### WHAT IS NEEDED
Retype the records below exactly as they appear, but leave out any pictures.

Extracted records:
--*--

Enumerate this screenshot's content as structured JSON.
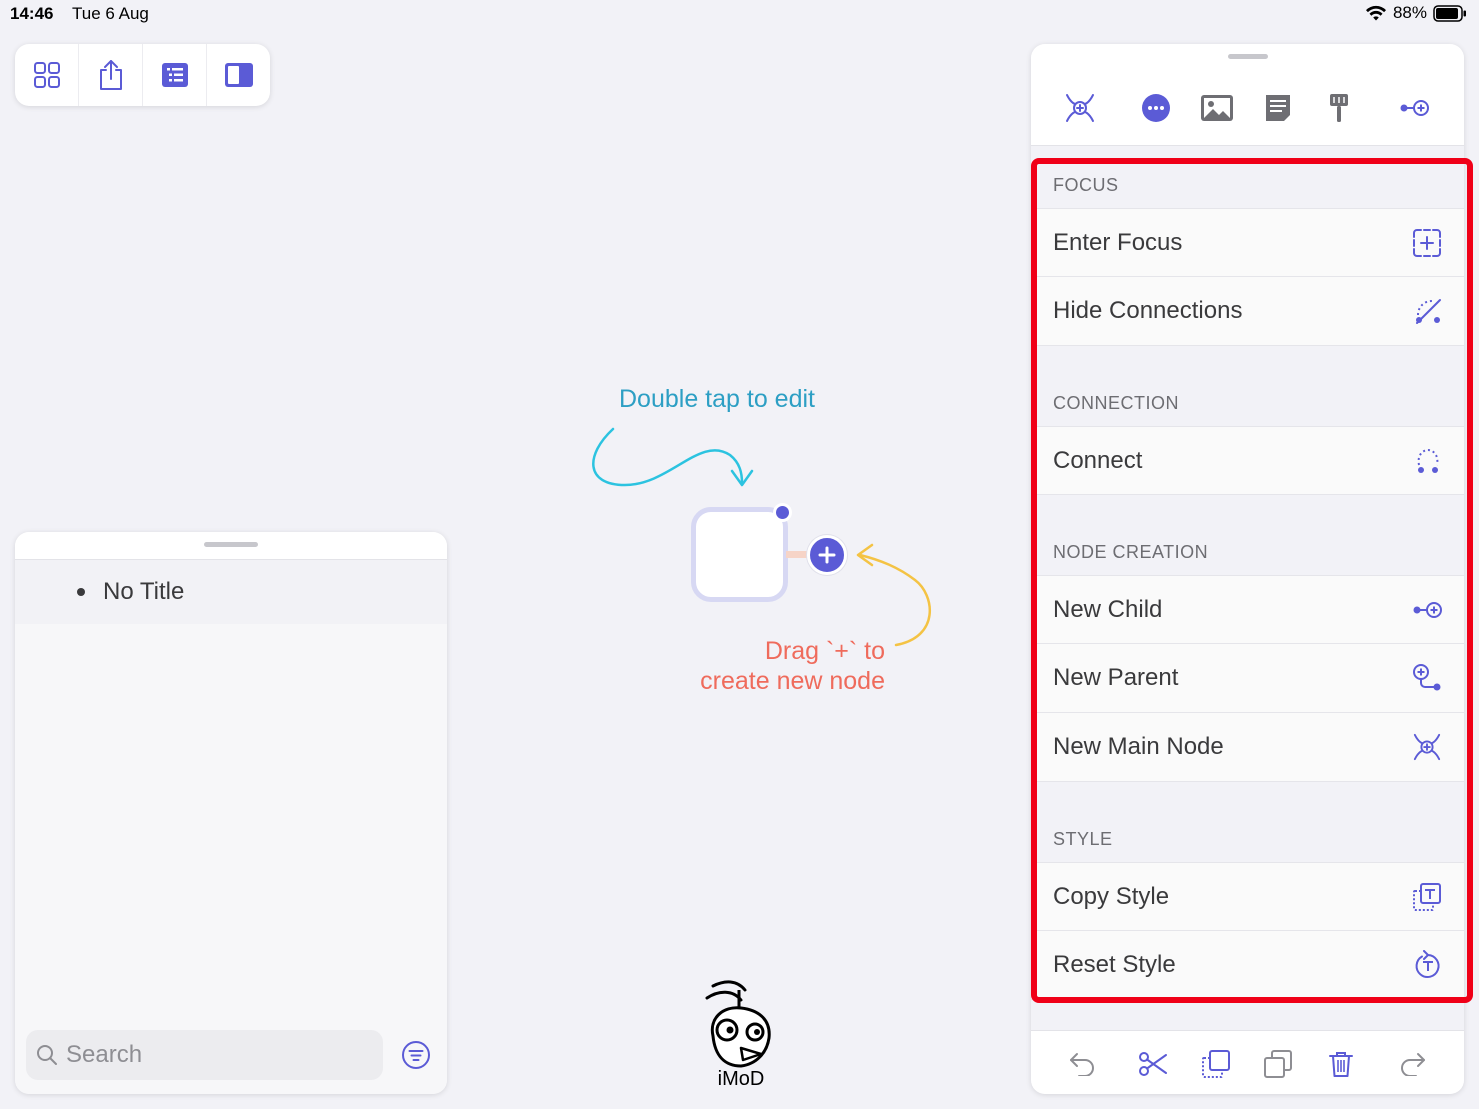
{
  "status_bar": {
    "time": "14:46",
    "date": "Tue 6 Aug",
    "battery": "88%"
  },
  "toolbar": {
    "buttons": [
      {
        "name": "grid-view",
        "icon": "grid-icon"
      },
      {
        "name": "share",
        "icon": "share-icon"
      },
      {
        "name": "outline-list",
        "icon": "list-icon"
      },
      {
        "name": "sidebar",
        "icon": "sidebar-icon"
      }
    ]
  },
  "outline": {
    "items": [
      "No Title"
    ],
    "search_placeholder": "Search"
  },
  "canvas": {
    "hint_edit": "Double tap to edit",
    "hint_drag_line1": "Drag `+` to",
    "hint_drag_line2": "create new node"
  },
  "watermark": {
    "text": "iMoD"
  },
  "inspector": {
    "tabs": [
      "main-node-icon",
      "more-icon",
      "image-icon",
      "note-icon",
      "style-brush-icon",
      "new-child-icon"
    ],
    "sections": [
      {
        "label": "FOCUS",
        "rows": [
          "Enter Focus",
          "Hide Connections"
        ]
      },
      {
        "label": "CONNECTION",
        "rows": [
          "Connect"
        ]
      },
      {
        "label": "NODE CREATION",
        "rows": [
          "New Child",
          "New Parent",
          "New Main Node"
        ]
      },
      {
        "label": "STYLE",
        "rows": [
          "Copy Style",
          "Reset Style"
        ]
      }
    ],
    "footer": [
      "undo-icon",
      "cut-icon",
      "copy-icon",
      "paste-icon",
      "delete-icon",
      "redo-icon"
    ]
  },
  "colors": {
    "accent": "#5b5bd6",
    "hint_edit": "#2d9fc4",
    "hint_drag": "#ef6b5c",
    "highlight": "#f00018"
  }
}
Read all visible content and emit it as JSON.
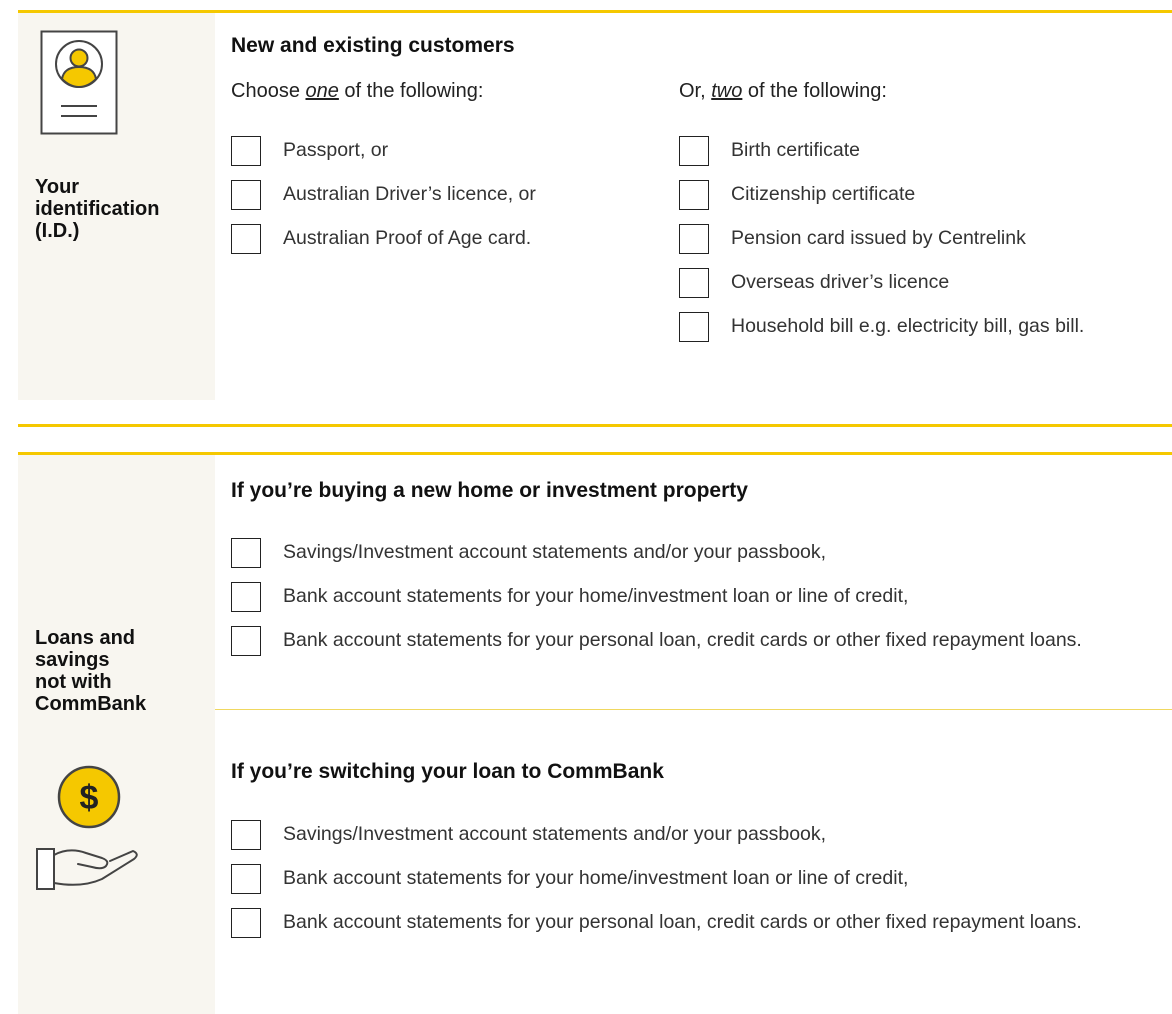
{
  "colors": {
    "accent": "#f5c800",
    "sidebar_bg": "#f8f6f0",
    "icon_stroke": "#444444"
  },
  "identification": {
    "label": "Your\nidentification\n(I.D.)",
    "icon": "id-card-icon",
    "heading": "New and existing customers",
    "choose_prefix": "Choose ",
    "choose_em": "one",
    "choose_suffix": " of the following:",
    "or_prefix": "Or, ",
    "or_em": "two",
    "or_suffix": " of the following:",
    "left_items": [
      "Passport, or",
      "Australian Driver’s licence, or",
      "Australian Proof of Age card."
    ],
    "right_items": [
      "Birth certificate",
      "Citizenship certificate",
      "Pension card issued by Centrelink",
      "Overseas driver’s licence",
      "Household bill e.g. electricity bill, gas bill."
    ]
  },
  "loans": {
    "label": "Loans and\nsavings\nnot with\nCommBank",
    "icon": "dollar-hand-icon",
    "dollar_symbol": "$",
    "buying_heading": "If you’re buying a new home or investment property",
    "buying_items": [
      "Savings/Investment account statements and/or your passbook,",
      "Bank account statements for your home/investment loan or line of credit,",
      "Bank account statements for your personal loan, credit cards or other fixed repayment loans."
    ],
    "switching_heading": "If you’re switching your loan to CommBank",
    "switching_items": [
      "Savings/Investment account statements and/or your passbook,",
      "Bank account statements for your home/investment loan or line of credit,",
      "Bank account statements for your personal loan, credit cards or other fixed repayment loans."
    ]
  }
}
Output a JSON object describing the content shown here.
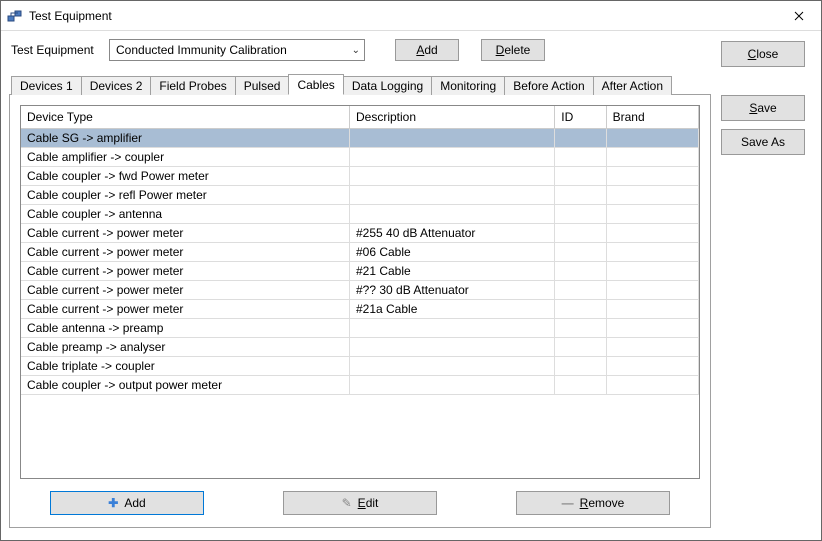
{
  "window": {
    "title": "Test Equipment"
  },
  "toprow": {
    "label": "Test Equipment",
    "selected": "Conducted Immunity Calibration",
    "add": "Add",
    "delete": "Delete"
  },
  "tabs": [
    {
      "label": "Devices 1"
    },
    {
      "label": "Devices 2"
    },
    {
      "label": "Field Probes"
    },
    {
      "label": "Pulsed"
    },
    {
      "label": "Cables"
    },
    {
      "label": "Data Logging"
    },
    {
      "label": "Monitoring"
    },
    {
      "label": "Before Action"
    },
    {
      "label": "After Action"
    }
  ],
  "active_tab": 4,
  "grid": {
    "columns": [
      {
        "label": "Device Type",
        "width": "320"
      },
      {
        "label": "Description",
        "width": "200"
      },
      {
        "label": "ID",
        "width": "50"
      },
      {
        "label": "Brand",
        "width": "90"
      }
    ],
    "rows": [
      {
        "device": "Cable SG -> amplifier",
        "desc": "",
        "id": "",
        "brand": "",
        "selected": true
      },
      {
        "device": "Cable amplifier -> coupler",
        "desc": "",
        "id": "",
        "brand": ""
      },
      {
        "device": "Cable coupler -> fwd Power meter",
        "desc": "",
        "id": "",
        "brand": ""
      },
      {
        "device": "Cable coupler -> refl Power meter",
        "desc": "",
        "id": "",
        "brand": ""
      },
      {
        "device": "Cable coupler -> antenna",
        "desc": "",
        "id": "",
        "brand": ""
      },
      {
        "device": "Cable current -> power meter",
        "desc": "#255 40 dB Attenuator",
        "id": "",
        "brand": ""
      },
      {
        "device": "Cable current -> power meter",
        "desc": "#06 Cable",
        "id": "",
        "brand": ""
      },
      {
        "device": "Cable current -> power meter",
        "desc": "#21 Cable",
        "id": "",
        "brand": ""
      },
      {
        "device": "Cable current -> power meter",
        "desc": "#?? 30 dB Attenuator",
        "id": "",
        "brand": ""
      },
      {
        "device": "Cable current -> power meter",
        "desc": "#21a Cable",
        "id": "",
        "brand": ""
      },
      {
        "device": "Cable antenna -> preamp",
        "desc": "",
        "id": "",
        "brand": ""
      },
      {
        "device": "Cable preamp -> analyser",
        "desc": "",
        "id": "",
        "brand": ""
      },
      {
        "device": "Cable triplate -> coupler",
        "desc": "",
        "id": "",
        "brand": ""
      },
      {
        "device": "Cable coupler -> output power meter",
        "desc": "",
        "id": "",
        "brand": ""
      }
    ]
  },
  "panel_buttons": {
    "add": "Add",
    "edit": "Edit",
    "remove": "Remove"
  },
  "sidebar": {
    "close": "Close",
    "save": "Save",
    "saveas": "Save As"
  }
}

--*--

### REPLY
Enumerate this screenshot's content as structured JSON.
{
  "status_bar": {
    "time": "14:46",
    "date": "Tue 6 Aug",
    "battery": "88%"
  },
  "toolbar": {
    "buttons": [
      {
        "name": "grid-view",
        "icon": "grid-icon"
      },
      {
        "name": "share",
        "icon": "share-icon"
      },
      {
        "name": "outline-list",
        "icon": "list-icon"
      },
      {
        "name": "sidebar",
        "icon": "sidebar-icon"
      }
    ]
  },
  "outline": {
    "items": [
      "No Title"
    ],
    "search_placeholder": "Search"
  },
  "canvas": {
    "hint_edit": "Double tap to edit",
    "hint_drag_line1": "Drag `+` to",
    "hint_drag_line2": "create new node"
  },
  "watermark": {
    "text": "iMoD"
  },
  "inspector": {
    "tabs": [
      "main-node-icon",
      "more-icon",
      "image-icon",
      "note-icon",
      "style-brush-icon",
      "new-child-icon"
    ],
    "sections": [
      {
        "label": "FOCUS",
        "rows": [
          "Enter Focus",
          "Hide Connections"
        ]
      },
      {
        "label": "CONNECTION",
        "rows": [
          "Connect"
        ]
      },
      {
        "label": "NODE CREATION",
        "rows": [
          "New Child",
          "New Parent",
          "New Main Node"
        ]
      },
      {
        "label": "STYLE",
        "rows": [
          "Copy Style",
          "Reset Style"
        ]
      }
    ],
    "footer": [
      "undo-icon",
      "cut-icon",
      "copy-icon",
      "paste-icon",
      "delete-icon",
      "redo-icon"
    ]
  },
  "colors": {
    "accent": "#5b5bd6",
    "hint_edit": "#2d9fc4",
    "hint_drag": "#ef6b5c",
    "highlight": "#f00018"
  }
}
Read all visible content and emit it as JSON.
{
  "colors": {
    "accent": "#f5c800",
    "sidebar_bg": "#f8f6f0",
    "icon_stroke": "#444444"
  },
  "identification": {
    "label": "Your\nidentification\n(I.D.)",
    "icon": "id-card-icon",
    "heading": "New and existing customers",
    "choose_prefix": "Choose ",
    "choose_em": "one",
    "choose_suffix": " of the following:",
    "or_prefix": "Or, ",
    "or_em": "two",
    "or_suffix": " of the following:",
    "left_items": [
      "Passport, or",
      "Australian Driver’s licence, or",
      "Australian Proof of Age card."
    ],
    "right_items": [
      "Birth certificate",
      "Citizenship certificate",
      "Pension card issued by Centrelink",
      "Overseas driver’s licence",
      "Household bill e.g. electricity bill, gas bill."
    ]
  },
  "loans": {
    "label": "Loans and\nsavings\nnot with\nCommBank",
    "icon": "dollar-hand-icon",
    "dollar_symbol": "$",
    "buying_heading": "If you’re buying a new home or investment property",
    "buying_items": [
      "Savings/Investment account statements and/or your passbook,",
      "Bank account statements for your home/investment loan or line of credit,",
      "Bank account statements for your personal loan, credit cards or other fixed repayment loans."
    ],
    "switching_heading": "If you’re switching your loan to CommBank",
    "switching_items": [
      "Savings/Investment account statements and/or your passbook,",
      "Bank account statements for your home/investment loan or line of credit,",
      "Bank account statements for your personal loan, credit cards or other fixed repayment loans."
    ]
  }
}
Output a JSON object describing the content shown here.
{
  "window": {
    "title": "Test Equipment"
  },
  "toprow": {
    "label": "Test Equipment",
    "selected": "Conducted Immunity Calibration",
    "add": "Add",
    "delete": "Delete"
  },
  "tabs": [
    {
      "label": "Devices 1"
    },
    {
      "label": "Devices 2"
    },
    {
      "label": "Field Probes"
    },
    {
      "label": "Pulsed"
    },
    {
      "label": "Cables"
    },
    {
      "label": "Data Logging"
    },
    {
      "label": "Monitoring"
    },
    {
      "label": "Before Action"
    },
    {
      "label": "After Action"
    }
  ],
  "active_tab": 4,
  "grid": {
    "columns": [
      {
        "label": "Device Type",
        "width": "320"
      },
      {
        "label": "Description",
        "width": "200"
      },
      {
        "label": "ID",
        "width": "50"
      },
      {
        "label": "Brand",
        "width": "90"
      }
    ],
    "rows": [
      {
        "device": "Cable SG -> amplifier",
        "desc": "",
        "id": "",
        "brand": "",
        "selected": true
      },
      {
        "device": "Cable amplifier -> coupler",
        "desc": "",
        "id": "",
        "brand": ""
      },
      {
        "device": "Cable coupler -> fwd Power meter",
        "desc": "",
        "id": "",
        "brand": ""
      },
      {
        "device": "Cable coupler -> refl Power meter",
        "desc": "",
        "id": "",
        "brand": ""
      },
      {
        "device": "Cable coupler -> antenna",
        "desc": "",
        "id": "",
        "brand": ""
      },
      {
        "device": "Cable current -> power meter",
        "desc": "#255 40 dB Attenuator",
        "id": "",
        "brand": ""
      },
      {
        "device": "Cable current -> power meter",
        "desc": "#06 Cable",
        "id": "",
        "brand": ""
      },
      {
        "device": "Cable current -> power meter",
        "desc": "#21 Cable",
        "id": "",
        "brand": ""
      },
      {
        "device": "Cable current -> power meter",
        "desc": "#?? 30 dB Attenuator",
        "id": "",
        "brand": ""
      },
      {
        "device": "Cable current -> power meter",
        "desc": "#21a Cable",
        "id": "",
        "brand": ""
      },
      {
        "device": "Cable antenna -> preamp",
        "desc": "",
        "id": "",
        "brand": ""
      },
      {
        "device": "Cable preamp -> analyser",
        "desc": "",
        "id": "",
        "brand": ""
      },
      {
        "device": "Cable triplate -> coupler",
        "desc": "",
        "id": "",
        "brand": ""
      },
      {
        "device": "Cable coupler -> output power meter",
        "desc": "",
        "id": "",
        "brand": ""
      }
    ]
  },
  "panel_buttons": {
    "add": "Add",
    "edit": "Edit",
    "remove": "Remove"
  },
  "sidebar": {
    "close": "Close",
    "save": "Save",
    "saveas": "Save As"
  }
}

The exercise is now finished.